>> START Data rows

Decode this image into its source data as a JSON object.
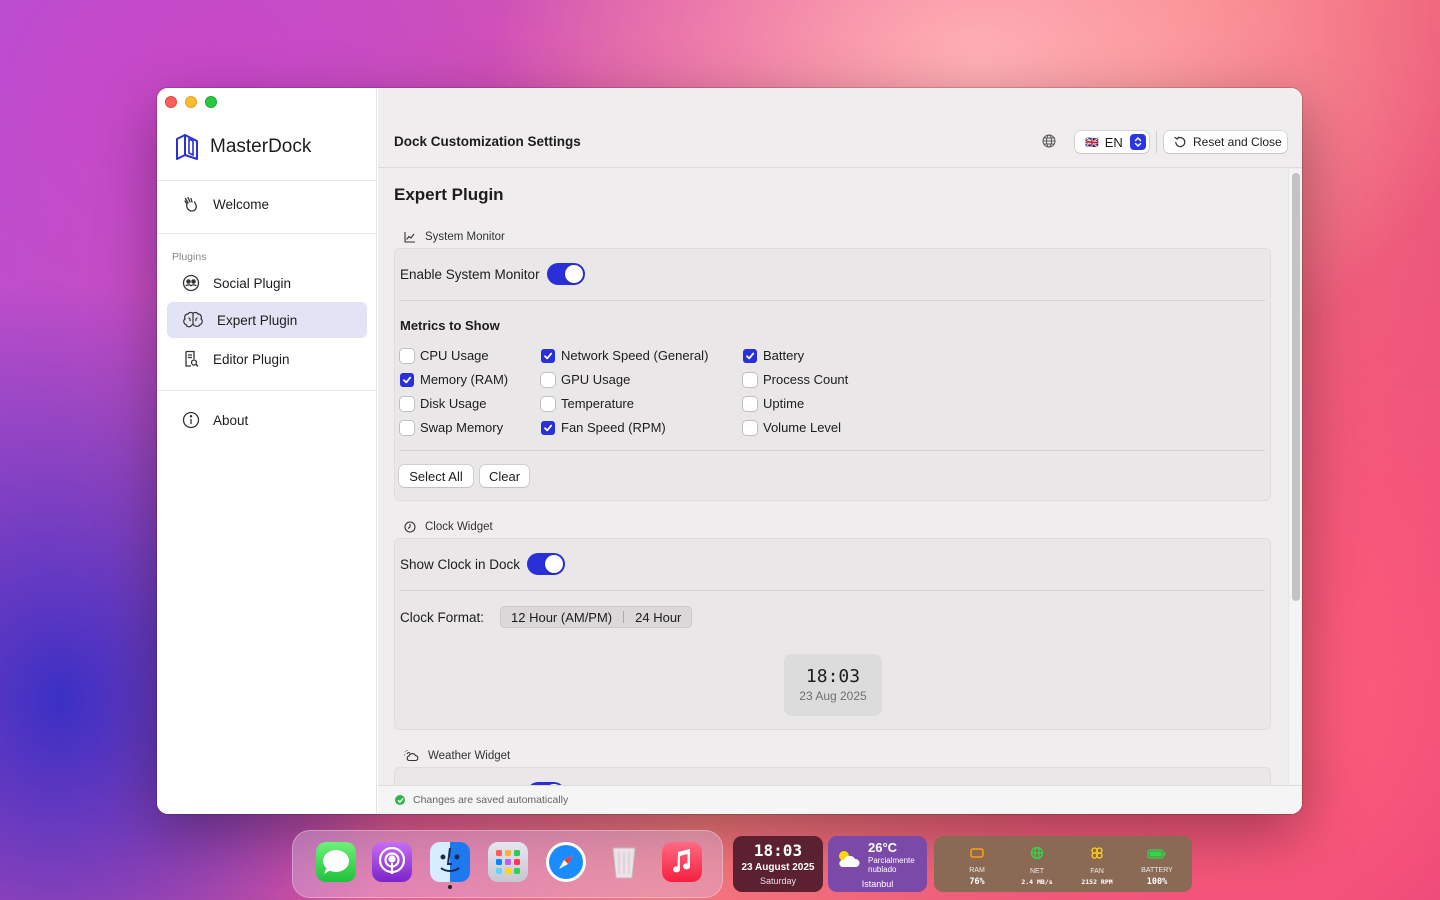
{
  "app": {
    "name": "MasterDock"
  },
  "sidebar": {
    "welcome": "Welcome",
    "plugins_section": "Plugins",
    "items": [
      {
        "label": "Social Plugin"
      },
      {
        "label": "Expert Plugin",
        "active": true
      },
      {
        "label": "Editor Plugin"
      }
    ],
    "about": "About"
  },
  "toolbar": {
    "title": "Dock Customization Settings",
    "language": {
      "flag": "🇬🇧",
      "value": "EN"
    },
    "reset_label": "Reset and Close"
  },
  "page": {
    "title": "Expert Plugin"
  },
  "system_monitor": {
    "section_label": "System Monitor",
    "enable_label": "Enable System Monitor",
    "enabled": true,
    "metrics_title": "Metrics to Show",
    "metrics": [
      {
        "label": "CPU Usage",
        "checked": false
      },
      {
        "label": "Memory (RAM)",
        "checked": true
      },
      {
        "label": "Disk Usage",
        "checked": false
      },
      {
        "label": "Swap Memory",
        "checked": false
      },
      {
        "label": "Network Speed (General)",
        "checked": true
      },
      {
        "label": "GPU Usage",
        "checked": false
      },
      {
        "label": "Temperature",
        "checked": false
      },
      {
        "label": "Fan Speed (RPM)",
        "checked": true
      },
      {
        "label": "Battery",
        "checked": true
      },
      {
        "label": "Process Count",
        "checked": false
      },
      {
        "label": "Uptime",
        "checked": false
      },
      {
        "label": "Volume Level",
        "checked": false
      }
    ],
    "select_all": "Select All",
    "clear": "Clear"
  },
  "clock_widget": {
    "section_label": "Clock Widget",
    "show_label": "Show Clock in Dock",
    "enabled": true,
    "format_label": "Clock Format:",
    "format_options": [
      "12 Hour (AM/PM)",
      "24 Hour"
    ],
    "preview_time": "18:03",
    "preview_date": "23 Aug 2025"
  },
  "weather_widget": {
    "section_label": "Weather Widget"
  },
  "status": {
    "text": "Changes are saved automatically"
  },
  "dock": {
    "clock": {
      "time": "18:03",
      "date": "23 August 2025",
      "day": "Saturday"
    },
    "weather": {
      "temp": "26°C",
      "desc1": "Parcialmente",
      "desc2": "nublado",
      "city": "Istanbul"
    },
    "stats": [
      {
        "label": "RAM",
        "value": "76%",
        "icon": "memory-icon",
        "color": "#ff9f0a"
      },
      {
        "label": "NET",
        "value": "2.4 MB/s",
        "icon": "network-icon",
        "color": "#32d74b"
      },
      {
        "label": "FAN",
        "value": "2152 RPM",
        "icon": "fan-icon",
        "color": "#ffd60a"
      },
      {
        "label": "BATTERY",
        "value": "100%",
        "icon": "battery-icon",
        "color": "#32d74b"
      }
    ]
  },
  "colors": {
    "accent": "#2a30d8",
    "active_nav": "#e2e3f5"
  }
}
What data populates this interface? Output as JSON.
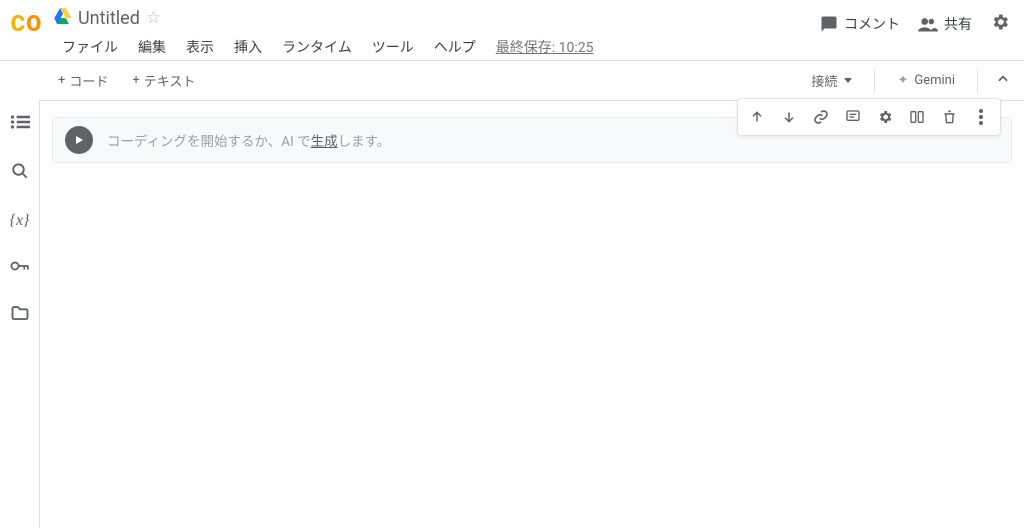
{
  "header": {
    "doc_title": "Untitled",
    "menus": {
      "file": "ファイル",
      "edit": "編集",
      "view": "表示",
      "insert": "挿入",
      "runtime": "ランタイム",
      "tools": "ツール",
      "help": "ヘルプ"
    },
    "last_saved": "最終保存: 10:25",
    "actions": {
      "comment": "コメント",
      "share": "共有"
    }
  },
  "toolbar": {
    "add_code": "コード",
    "add_text": "テキスト",
    "connect": "接続",
    "gemini": "Gemini"
  },
  "cell": {
    "placeholder_pre": "コーディングを開始するか、AI で",
    "placeholder_link": "生成",
    "placeholder_post": "します。"
  }
}
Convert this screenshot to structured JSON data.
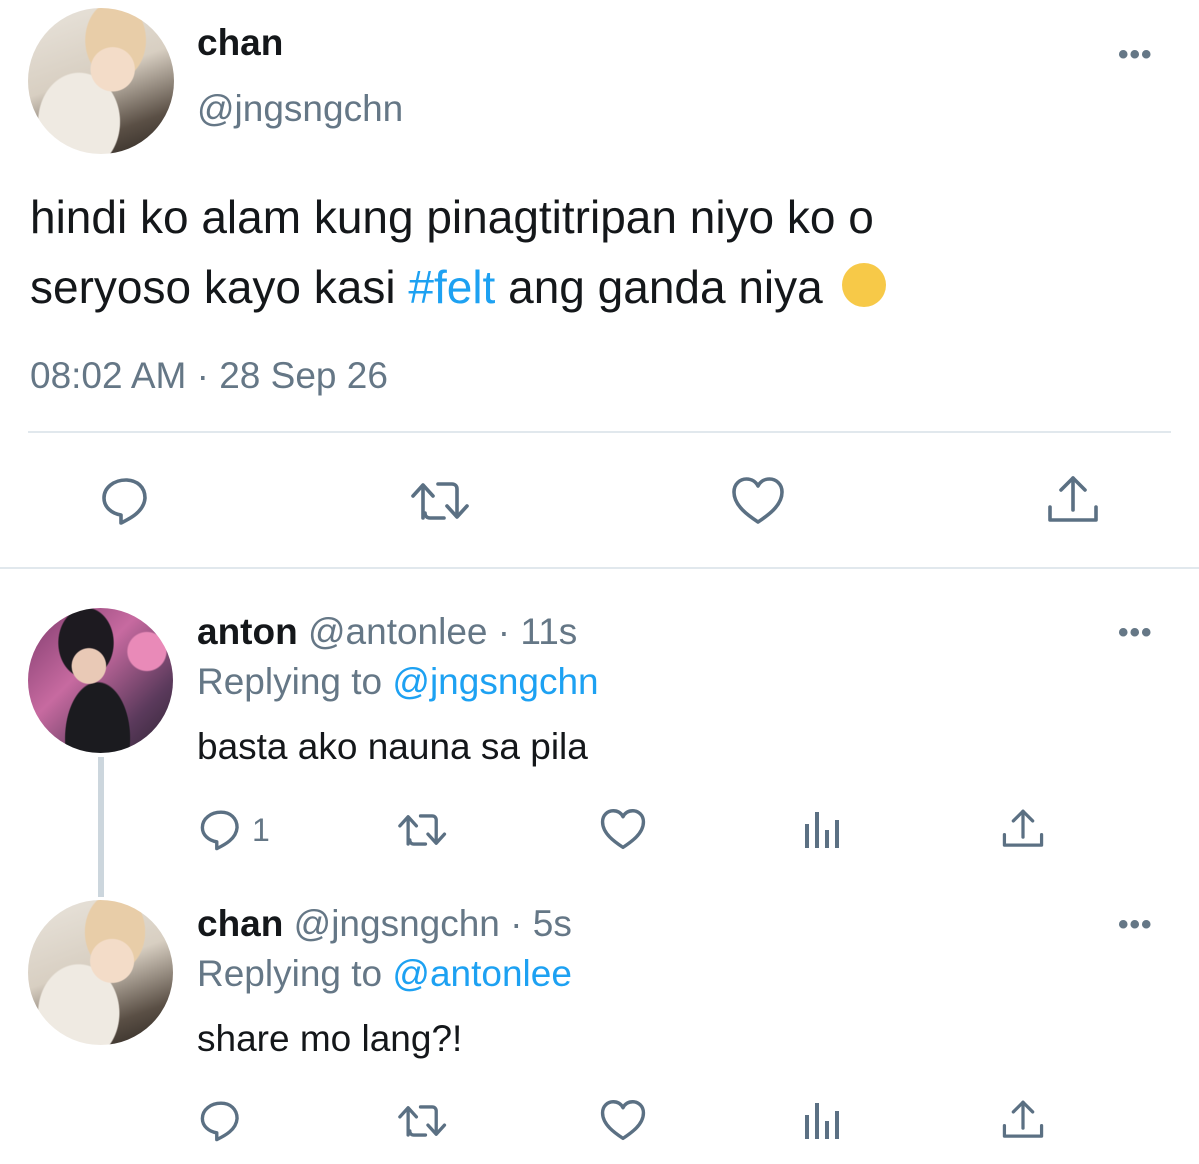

>> END Data rows

Aim
Pictures are not part of the copy; reproduce everything else in the records exactly.

Task output
Decode this image into its source data as a JSON object.
{
  "app": {
    "name": "MasterDock"
  },
  "sidebar": {
    "welcome": "Welcome",
    "plugins_section": "Plugins",
    "items": [
      {
        "label": "Social Plugin"
      },
      {
        "label": "Expert Plugin",
        "active": true
      },
      {
        "label": "Editor Plugin"
      }
    ],
    "about": "About"
  },
  "toolbar": {
    "title": "Dock Customization Settings",
    "language": {
      "flag": "🇬🇧",
      "value": "EN"
    },
    "reset_label": "Reset and Close"
  },
  "page": {
    "title": "Expert Plugin"
  },
  "system_monitor": {
    "section_label": "System Monitor",
    "enable_label": "Enable System Monitor",
    "enabled": true,
    "metrics_title": "Metrics to Show",
    "metrics": [
      {
        "label": "CPU Usage",
        "checked": false
      },
      {
        "label": "Memory (RAM)",
        "checked": true
      },
      {
        "label": "Disk Usage",
        "checked": false
      },
      {
        "label": "Swap Memory",
        "checked": false
      },
      {
        "label": "Network Speed (General)",
        "checked": true
      },
      {
        "label": "GPU Usage",
        "checked": false
      },
      {
        "label": "Temperature",
        "checked": false
      },
      {
        "label": "Fan Speed (RPM)",
        "checked": true
      },
      {
        "label": "Battery",
        "checked": true
      },
      {
        "label": "Process Count",
        "checked": false
      },
      {
        "label": "Uptime",
        "checked": false
      },
      {
        "label": "Volume Level",
        "checked": false
      }
    ],
    "select_all": "Select All",
    "clear": "Clear"
  },
  "clock_widget": {
    "section_label": "Clock Widget",
    "show_label": "Show Clock in Dock",
    "enabled": true,
    "format_label": "Clock Format:",
    "format_options": [
      "12 Hour (AM/PM)",
      "24 Hour"
    ],
    "preview_time": "18:03",
    "preview_date": "23 Aug 2025"
  },
  "weather_widget": {
    "section_label": "Weather Widget"
  },
  "status": {
    "text": "Changes are saved automatically"
  },
  "dock": {
    "clock": {
      "time": "18:03",
      "date": "23 August 2025",
      "day": "Saturday"
    },
    "weather": {
      "temp": "26°C",
      "desc1": "Parcialmente",
      "desc2": "nublado",
      "city": "Istanbul"
    },
    "stats": [
      {
        "label": "RAM",
        "value": "76%",
        "icon": "memory-icon",
        "color": "#ff9f0a"
      },
      {
        "label": "NET",
        "value": "2.4 MB/s",
        "icon": "network-icon",
        "color": "#32d74b"
      },
      {
        "label": "FAN",
        "value": "2152 RPM",
        "icon": "fan-icon",
        "color": "#ffd60a"
      },
      {
        "label": "BATTERY",
        "value": "100%",
        "icon": "battery-icon",
        "color": "#32d74b"
      }
    ]
  },
  "colors": {
    "accent": "#2a30d8",
    "active_nav": "#e2e3f5"
  }
}
What data populates this interface? Output as JSON.
{
  "header": {
    "doc_title": "Untitled",
    "menus": {
      "file": "ファイル",
      "edit": "編集",
      "view": "表示",
      "insert": "挿入",
      "runtime": "ランタイム",
      "tools": "ツール",
      "help": "ヘルプ"
    },
    "last_saved": "最終保存: 10:25",
    "actions": {
      "comment": "コメント",
      "share": "共有"
    }
  },
  "toolbar": {
    "add_code": "コード",
    "add_text": "テキスト",
    "connect": "接続",
    "gemini": "Gemini"
  },
  "cell": {
    "placeholder_pre": "コーディングを開始するか、AI で",
    "placeholder_link": "生成",
    "placeholder_post": "します。"
  }
}
Convert this screenshot to structured JSON data.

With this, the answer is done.